### PROBLEM DETAILS
All the data must come back unchanged, except that pictures are left out.

── THE INPUT

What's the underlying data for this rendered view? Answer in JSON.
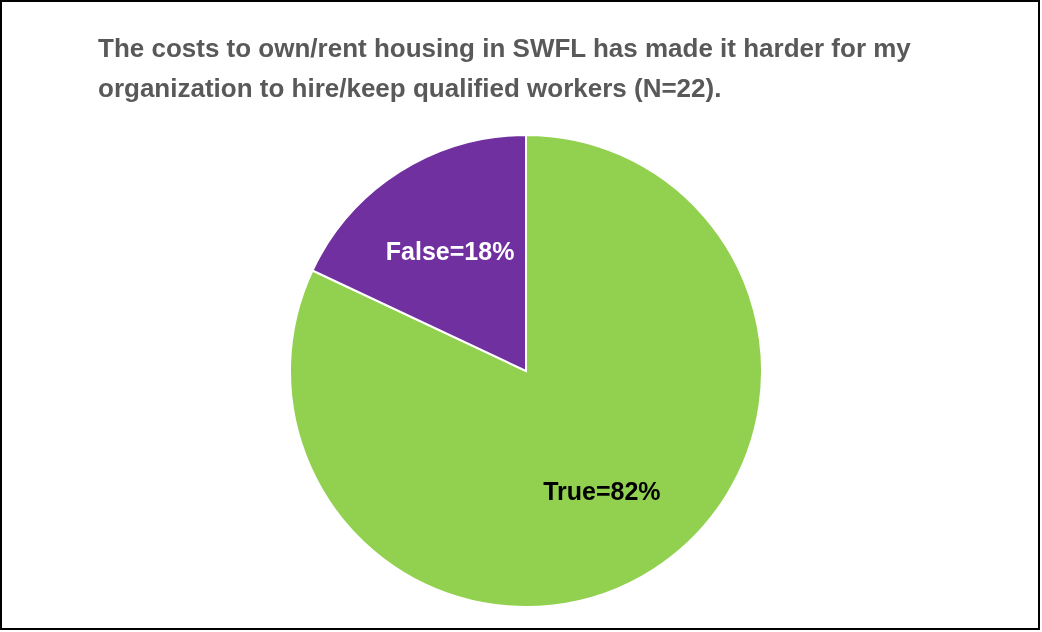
{
  "chart_data": {
    "type": "pie",
    "title": "The costs to own/rent housing in SWFL has made it harder for my organization to hire/keep qualified workers (N=22).",
    "categories": [
      "True=82%",
      "False=18%"
    ],
    "values": [
      82,
      18
    ],
    "colors": [
      "#92d050",
      "#7030a0"
    ]
  }
}
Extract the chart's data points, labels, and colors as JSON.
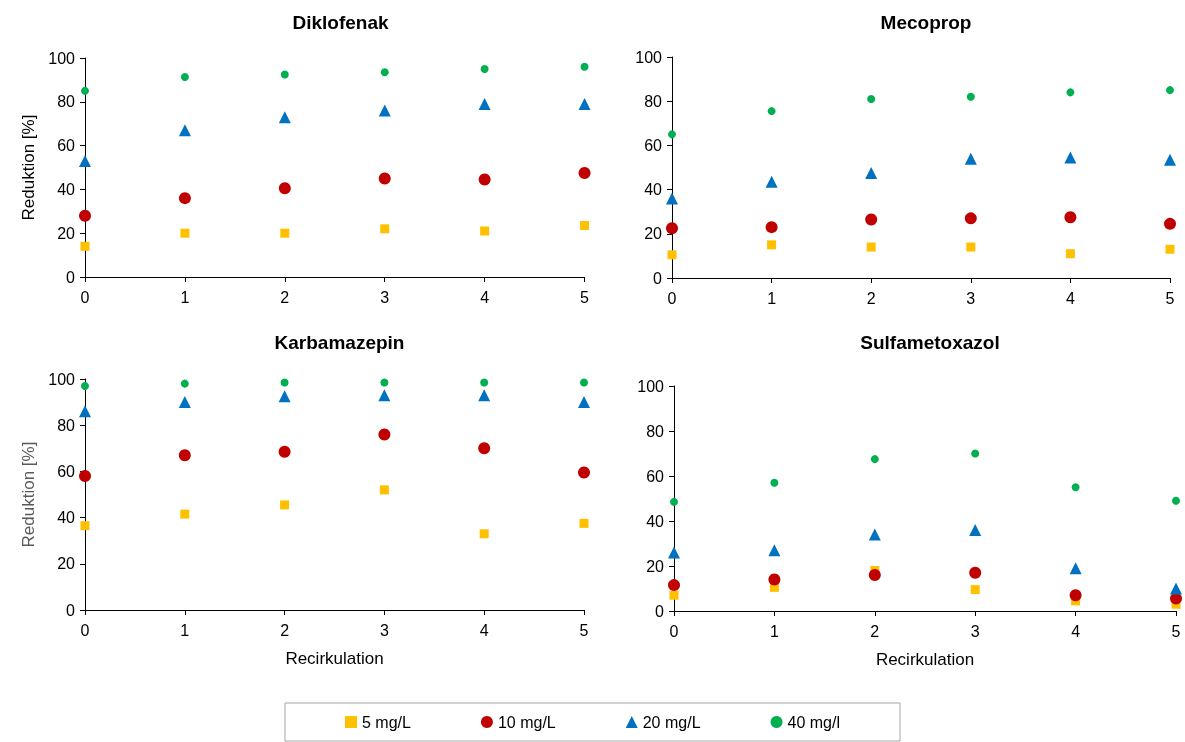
{
  "chart_data": [
    {
      "type": "scatter",
      "title": "Diklofenak",
      "ylabel": "Reduktion [%]",
      "x": [
        0,
        1,
        2,
        3,
        4,
        5
      ],
      "xlim": [
        0,
        5
      ],
      "xticks": [
        0,
        1,
        2,
        3,
        4,
        5
      ],
      "ylim": [
        0,
        100
      ],
      "yticks": [
        0,
        20,
        40,
        60,
        80,
        100
      ],
      "grid": false,
      "series": [
        {
          "color": "#ffc000",
          "marker": "square",
          "values": [
            14,
            20,
            20,
            22,
            21,
            23.5
          ]
        },
        {
          "color": "#c00000",
          "marker": "circle",
          "values": [
            28,
            36,
            40.5,
            45,
            44.5,
            47.5
          ]
        },
        {
          "color": "#0070c0",
          "marker": "triangle",
          "values": [
            53,
            67,
            73,
            76,
            79,
            79
          ]
        },
        {
          "color": "#00b050",
          "marker": "circle",
          "values": [
            85,
            91.3,
            92.5,
            93.5,
            95,
            96
          ]
        }
      ]
    },
    {
      "type": "scatter",
      "title": "Mecoprop",
      "x": [
        0,
        1,
        2,
        3,
        4,
        5
      ],
      "xlim": [
        0,
        5
      ],
      "xticks": [
        0,
        1,
        2,
        3,
        4,
        5
      ],
      "ylim": [
        0,
        100
      ],
      "yticks": [
        0,
        20,
        40,
        60,
        80,
        100
      ],
      "grid": false,
      "series": [
        {
          "color": "#ffc000",
          "marker": "square",
          "values": [
            10.5,
            15,
            14,
            14,
            11,
            13
          ]
        },
        {
          "color": "#c00000",
          "marker": "circle",
          "values": [
            22.5,
            23,
            26.5,
            27,
            27.5,
            24.5
          ]
        },
        {
          "color": "#0070c0",
          "marker": "triangle",
          "values": [
            36,
            43.5,
            47.5,
            54,
            54.5,
            53.5
          ]
        },
        {
          "color": "#00b050",
          "marker": "circle",
          "values": [
            65,
            75.5,
            81,
            82,
            84,
            85
          ]
        }
      ]
    },
    {
      "type": "scatter",
      "title": "Karbamazepin",
      "xlabel": "Recirkulation",
      "ylabel": "Reduktion [%]",
      "x": [
        0,
        1,
        2,
        3,
        4,
        5
      ],
      "xlim": [
        0,
        5
      ],
      "xticks": [
        0,
        1,
        2,
        3,
        4,
        5
      ],
      "ylim": [
        0,
        100
      ],
      "yticks": [
        0,
        20,
        40,
        60,
        80,
        100
      ],
      "grid": false,
      "legend": "bottom",
      "series": [
        {
          "name": "5 mg/L",
          "color": "#ffc000",
          "marker": "square",
          "values": [
            36.5,
            41.5,
            45.5,
            52,
            33,
            37.5
          ]
        },
        {
          "name": "10 mg/L",
          "color": "#c00000",
          "marker": "circle",
          "values": [
            58,
            67,
            68.5,
            76,
            70,
            59.5
          ]
        },
        {
          "name": "20 mg/L",
          "color": "#0070c0",
          "marker": "triangle",
          "values": [
            86,
            90,
            92.5,
            93,
            93,
            90
          ]
        },
        {
          "name": "40 mg/l",
          "color": "#00b050",
          "marker": "circle",
          "values": [
            97,
            98,
            98.5,
            98.5,
            98.5,
            98.5
          ]
        }
      ]
    },
    {
      "type": "scatter",
      "title": "Sulfametoxazol",
      "xlabel": "Recirkulation",
      "x": [
        0,
        1,
        2,
        3,
        4,
        5
      ],
      "xlim": [
        0,
        5
      ],
      "xticks": [
        0,
        1,
        2,
        3,
        4,
        5
      ],
      "ylim": [
        0,
        100
      ],
      "yticks": [
        0,
        20,
        40,
        60,
        80,
        100
      ],
      "grid": false,
      "series": [
        {
          "color": "#ffc000",
          "marker": "square",
          "values": [
            7,
            10.5,
            18,
            9.5,
            4.5,
            3
          ]
        },
        {
          "color": "#c00000",
          "marker": "circle",
          "values": [
            11.5,
            14,
            16,
            17,
            7,
            5.5
          ]
        },
        {
          "color": "#0070c0",
          "marker": "triangle",
          "values": [
            26,
            27,
            34,
            36,
            19,
            10
          ]
        },
        {
          "color": "#00b050",
          "marker": "circle",
          "values": [
            48.5,
            57,
            67.5,
            70,
            55,
            49
          ]
        }
      ]
    }
  ]
}
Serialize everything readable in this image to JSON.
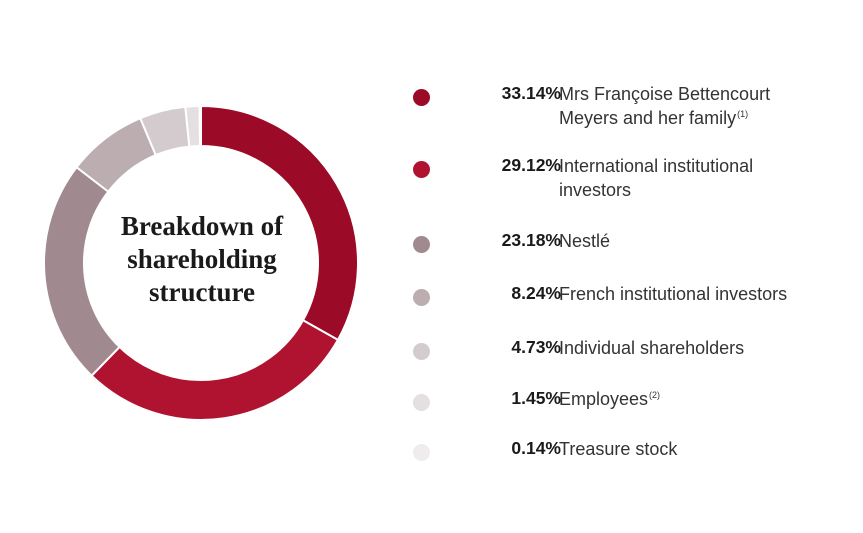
{
  "chart_data": {
    "type": "pie",
    "title": "Breakdown of shareholding structure",
    "title_lines": [
      "Breakdown of",
      "shareholding",
      "structure"
    ],
    "unit": "%",
    "series": [
      {
        "value": 33.14,
        "value_label": "33.14%",
        "label": "Mrs Françoise Bettencourt Meyers and her family",
        "label_lines": [
          "Mrs Françoise Bettencourt",
          "Meyers and her family"
        ],
        "note": "(1)",
        "color": "#9b0a26"
      },
      {
        "value": 29.12,
        "value_label": "29.12%",
        "label": "International institutional investors",
        "label_lines": [
          "International institutional",
          "investors"
        ],
        "note": "",
        "color": "#b01330"
      },
      {
        "value": 23.18,
        "value_label": "23.18%",
        "label": "Nestlé",
        "label_lines": [
          "Nestlé"
        ],
        "note": "",
        "color": "#a08a8f"
      },
      {
        "value": 8.24,
        "value_label": "8.24%",
        "label": "French institutional investors",
        "label_lines": [
          "French institutional investors"
        ],
        "note": "",
        "color": "#bcadb1"
      },
      {
        "value": 4.73,
        "value_label": "4.73%",
        "label": "Individual shareholders",
        "label_lines": [
          "Individual shareholders"
        ],
        "note": "",
        "color": "#d4cbce"
      },
      {
        "value": 1.45,
        "value_label": "1.45%",
        "label": "Employees",
        "label_lines": [
          "Employees"
        ],
        "note": "(2)",
        "color": "#e4dfe1"
      },
      {
        "value": 0.14,
        "value_label": "0.14%",
        "label": "Treasure stock",
        "label_lines": [
          "Treasure stock"
        ],
        "note": "",
        "color": "#f0ecee"
      }
    ]
  }
}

────

### COMPLETED EXERCISE
What's the underlying data for this rendered view? Answer in JSON.
{
  "chart_data": {
    "type": "pie",
    "title": "The costs to own/rent housing in SWFL has made it harder for my organization to hire/keep qualified workers (N=22).",
    "categories": [
      "True=82%",
      "False=18%"
    ],
    "values": [
      82,
      18
    ],
    "colors": [
      "#92d050",
      "#7030a0"
    ]
  }
}
Extract the chart's data points, labels, and colors as JSON.
{
  "chart_data": [
    {
      "type": "scatter",
      "title": "Diklofenak",
      "ylabel": "Reduktion [%]",
      "x": [
        0,
        1,
        2,
        3,
        4,
        5
      ],
      "xlim": [
        0,
        5
      ],
      "xticks": [
        0,
        1,
        2,
        3,
        4,
        5
      ],
      "ylim": [
        0,
        100
      ],
      "yticks": [
        0,
        20,
        40,
        60,
        80,
        100
      ],
      "grid": false,
      "series": [
        {
          "color": "#ffc000",
          "marker": "square",
          "values": [
            14,
            20,
            20,
            22,
            21,
            23.5
          ]
        },
        {
          "color": "#c00000",
          "marker": "circle",
          "values": [
            28,
            36,
            40.5,
            45,
            44.5,
            47.5
          ]
        },
        {
          "color": "#0070c0",
          "marker": "triangle",
          "values": [
            53,
            67,
            73,
            76,
            79,
            79
          ]
        },
        {
          "color": "#00b050",
          "marker": "circle",
          "values": [
            85,
            91.3,
            92.5,
            93.5,
            95,
            96
          ]
        }
      ]
    },
    {
      "type": "scatter",
      "title": "Mecoprop",
      "x": [
        0,
        1,
        2,
        3,
        4,
        5
      ],
      "xlim": [
        0,
        5
      ],
      "xticks": [
        0,
        1,
        2,
        3,
        4,
        5
      ],
      "ylim": [
        0,
        100
      ],
      "yticks": [
        0,
        20,
        40,
        60,
        80,
        100
      ],
      "grid": false,
      "series": [
        {
          "color": "#ffc000",
          "marker": "square",
          "values": [
            10.5,
            15,
            14,
            14,
            11,
            13
          ]
        },
        {
          "color": "#c00000",
          "marker": "circle",
          "values": [
            22.5,
            23,
            26.5,
            27,
            27.5,
            24.5
          ]
        },
        {
          "color": "#0070c0",
          "marker": "triangle",
          "values": [
            36,
            43.5,
            47.5,
            54,
            54.5,
            53.5
          ]
        },
        {
          "color": "#00b050",
          "marker": "circle",
          "values": [
            65,
            75.5,
            81,
            82,
            84,
            85
          ]
        }
      ]
    },
    {
      "type": "scatter",
      "title": "Karbamazepin",
      "xlabel": "Recirkulation",
      "ylabel": "Reduktion [%]",
      "x": [
        0,
        1,
        2,
        3,
        4,
        5
      ],
      "xlim": [
        0,
        5
      ],
      "xticks": [
        0,
        1,
        2,
        3,
        4,
        5
      ],
      "ylim": [
        0,
        100
      ],
      "yticks": [
        0,
        20,
        40,
        60,
        80,
        100
      ],
      "grid": false,
      "legend": "bottom",
      "series": [
        {
          "name": "5 mg/L",
          "color": "#ffc000",
          "marker": "square",
          "values": [
            36.5,
            41.5,
            45.5,
            52,
            33,
            37.5
          ]
        },
        {
          "name": "10 mg/L",
          "color": "#c00000",
          "marker": "circle",
          "values": [
            58,
            67,
            68.5,
            76,
            70,
            59.5
          ]
        },
        {
          "name": "20 mg/L",
          "color": "#0070c0",
          "marker": "triangle",
          "values": [
            86,
            90,
            92.5,
            93,
            93,
            90
          ]
        },
        {
          "name": "40 mg/l",
          "color": "#00b050",
          "marker": "circle",
          "values": [
            97,
            98,
            98.5,
            98.5,
            98.5,
            98.5
          ]
        }
      ]
    },
    {
      "type": "scatter",
      "title": "Sulfametoxazol",
      "xlabel": "Recirkulation",
      "x": [
        0,
        1,
        2,
        3,
        4,
        5
      ],
      "xlim": [
        0,
        5
      ],
      "xticks": [
        0,
        1,
        2,
        3,
        4,
        5
      ],
      "ylim": [
        0,
        100
      ],
      "yticks": [
        0,
        20,
        40,
        60,
        80,
        100
      ],
      "grid": false,
      "series": [
        {
          "color": "#ffc000",
          "marker": "square",
          "values": [
            7,
            10.5,
            18,
            9.5,
            4.5,
            3
          ]
        },
        {
          "color": "#c00000",
          "marker": "circle",
          "values": [
            11.5,
            14,
            16,
            17,
            7,
            5.5
          ]
        },
        {
          "color": "#0070c0",
          "marker": "triangle",
          "values": [
            26,
            27,
            34,
            36,
            19,
            10
          ]
        },
        {
          "color": "#00b050",
          "marker": "circle",
          "values": [
            48.5,
            57,
            67.5,
            70,
            55,
            49
          ]
        }
      ]
    }
  ]
}
Serialize everything readable in this image to JSON.
{
  "chart_data": {
    "type": "pie",
    "title": "Breakdown of shareholding structure",
    "title_lines": [
      "Breakdown of",
      "shareholding",
      "structure"
    ],
    "unit": "%",
    "series": [
      {
        "value": 33.14,
        "value_label": "33.14%",
        "label": "Mrs Françoise Bettencourt Meyers and her family",
        "label_lines": [
          "Mrs Françoise Bettencourt",
          "Meyers and her family"
        ],
        "note": "(1)",
        "color": "#9b0a26"
      },
      {
        "value": 29.12,
        "value_label": "29.12%",
        "label": "International institutional investors",
        "label_lines": [
          "International institutional",
          "investors"
        ],
        "note": "",
        "color": "#b01330"
      },
      {
        "value": 23.18,
        "value_label": "23.18%",
        "label": "Nestlé",
        "label_lines": [
          "Nestlé"
        ],
        "note": "",
        "color": "#a08a8f"
      },
      {
        "value": 8.24,
        "value_label": "8.24%",
        "label": "French institutional investors",
        "label_lines": [
          "French institutional investors"
        ],
        "note": "",
        "color": "#bcadb1"
      },
      {
        "value": 4.73,
        "value_label": "4.73%",
        "label": "Individual shareholders",
        "label_lines": [
          "Individual shareholders"
        ],
        "note": "",
        "color": "#d4cbce"
      },
      {
        "value": 1.45,
        "value_label": "1.45%",
        "label": "Employees",
        "label_lines": [
          "Employees"
        ],
        "note": "(2)",
        "color": "#e4dfe1"
      },
      {
        "value": 0.14,
        "value_label": "0.14%",
        "label": "Treasure stock",
        "label_lines": [
          "Treasure stock"
        ],
        "note": "",
        "color": "#f0ecee"
      }
    ]
  }
}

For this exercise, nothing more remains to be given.